→ The task: Take the records underneath and set them down exactly.

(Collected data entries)
## Start

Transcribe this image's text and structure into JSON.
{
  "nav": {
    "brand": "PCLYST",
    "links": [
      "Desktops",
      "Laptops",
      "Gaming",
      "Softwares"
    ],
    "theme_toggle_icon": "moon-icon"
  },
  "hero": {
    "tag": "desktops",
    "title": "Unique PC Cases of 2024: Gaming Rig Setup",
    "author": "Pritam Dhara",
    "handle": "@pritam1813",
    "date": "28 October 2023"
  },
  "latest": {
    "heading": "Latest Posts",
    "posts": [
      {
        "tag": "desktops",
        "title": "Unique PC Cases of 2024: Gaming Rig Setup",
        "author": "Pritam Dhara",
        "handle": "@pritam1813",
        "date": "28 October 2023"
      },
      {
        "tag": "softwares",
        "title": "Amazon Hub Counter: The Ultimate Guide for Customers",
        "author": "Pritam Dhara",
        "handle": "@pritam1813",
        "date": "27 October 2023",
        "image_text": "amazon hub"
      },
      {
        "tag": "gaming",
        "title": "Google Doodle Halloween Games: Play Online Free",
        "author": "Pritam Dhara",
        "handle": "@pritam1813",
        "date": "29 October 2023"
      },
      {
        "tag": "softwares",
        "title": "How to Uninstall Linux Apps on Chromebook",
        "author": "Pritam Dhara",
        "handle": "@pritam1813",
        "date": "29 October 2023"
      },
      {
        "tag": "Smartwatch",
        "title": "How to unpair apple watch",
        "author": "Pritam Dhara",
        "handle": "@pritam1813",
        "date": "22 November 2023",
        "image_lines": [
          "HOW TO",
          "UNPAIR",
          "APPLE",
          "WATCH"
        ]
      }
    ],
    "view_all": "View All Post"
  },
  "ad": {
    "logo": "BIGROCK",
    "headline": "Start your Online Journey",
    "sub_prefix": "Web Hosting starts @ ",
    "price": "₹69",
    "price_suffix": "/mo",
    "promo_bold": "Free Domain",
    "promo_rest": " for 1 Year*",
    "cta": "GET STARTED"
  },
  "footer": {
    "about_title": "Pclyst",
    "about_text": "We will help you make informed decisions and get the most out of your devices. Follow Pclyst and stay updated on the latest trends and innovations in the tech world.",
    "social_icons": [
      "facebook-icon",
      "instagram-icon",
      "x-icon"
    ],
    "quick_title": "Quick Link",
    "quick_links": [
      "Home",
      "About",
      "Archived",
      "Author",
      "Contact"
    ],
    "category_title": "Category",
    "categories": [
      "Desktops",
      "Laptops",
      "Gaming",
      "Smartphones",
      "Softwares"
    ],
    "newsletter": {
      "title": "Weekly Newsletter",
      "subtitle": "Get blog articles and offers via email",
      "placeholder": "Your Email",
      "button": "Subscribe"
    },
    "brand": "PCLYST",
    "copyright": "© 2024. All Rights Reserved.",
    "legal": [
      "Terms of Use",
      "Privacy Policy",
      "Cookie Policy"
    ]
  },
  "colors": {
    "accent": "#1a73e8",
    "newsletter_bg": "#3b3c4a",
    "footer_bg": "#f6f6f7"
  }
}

## End

→ Solution to this task:
Transcribe this image's text and structure into JSON.
{
  "nav": {
    "brand": "PCLYST",
    "links": [
      "Desktops",
      "Laptops",
      "Gaming",
      "Softwares"
    ],
    "theme_toggle_icon": "moon-icon"
  },
  "hero": {
    "tag": "desktops",
    "title": "Unique PC Cases of 2024: Gaming Rig Setup",
    "author": "Pritam Dhara",
    "handle": "@pritam1813",
    "date": "28 October 2023"
  },
  "latest": {
    "heading": "Latest Posts",
    "posts": [
      {
        "tag": "desktops",
        "title": "Unique PC Cases of 2024: Gaming Rig Setup",
        "author": "Pritam Dhara",
        "handle": "@pritam1813",
        "date": "28 October 2023"
      },
      {
        "tag": "softwares",
        "title": "Amazon Hub Counter: The Ultimate Guide for Customers",
        "author": "Pritam Dhara",
        "handle": "@pritam1813",
        "date": "27 October 2023",
        "image_text": "amazon hub"
      },
      {
        "tag": "gaming",
        "title": "Google Doodle Halloween Games: Play Online Free",
        "author": "Pritam Dhara",
        "handle": "@pritam1813",
        "date": "29 October 2023"
      },
      {
        "tag": "softwares",
        "title": "How to Uninstall Linux Apps on Chromebook",
        "author": "Pritam Dhara",
        "handle": "@pritam1813",
        "date": "29 October 2023"
      },
      {
        "tag": "Smartwatch",
        "title": "How to unpair apple watch",
        "author": "Pritam Dhara",
        "handle": "@pritam1813",
        "date": "22 November 2023",
        "image_lines": [
          "HOW TO",
          "UNPAIR",
          "APPLE",
          "WATCH"
        ]
      }
    ],
    "view_all": "View All Post"
  },
  "ad": {
    "logo": "BIGROCK",
    "headline": "Start your Online Journey",
    "sub_prefix": "Web Hosting starts @ ",
    "price": "₹69",
    "price_suffix": "/mo",
    "promo_bold": "Free Domain",
    "promo_rest": " for 1 Year*",
    "cta": "GET STARTED"
  },
  "footer": {
    "about_title": "Pclyst",
    "about_text": "We will help you make informed decisions and get the most out of your devices. Follow Pclyst and stay updated on the latest trends and innovations in the tech world.",
    "social_icons": [
      "facebook-icon",
      "instagram-icon",
      "x-icon"
    ],
    "quick_title": "Quick Link",
    "quick_links": [
      "Home",
      "About",
      "Archived",
      "Author",
      "Contact"
    ],
    "category_title": "Category",
    "categories": [
      "Desktops",
      "Laptops",
      "Gaming",
      "Smartphones",
      "Softwares"
    ],
    "newsletter": {
      "title": "Weekly Newsletter",
      "subtitle": "Get blog articles and offers via email",
      "placeholder": "Your Email",
      "button": "Subscribe"
    },
    "brand": "PCLYST",
    "copyright": "© 2024. All Rights Reserved.",
    "legal": [
      "Terms of Use",
      "Privacy Policy",
      "Cookie Policy"
    ]
  },
  "colors": {
    "accent": "#1a73e8",
    "newsletter_bg": "#3b3c4a",
    "footer_bg": "#f6f6f7"
  }
}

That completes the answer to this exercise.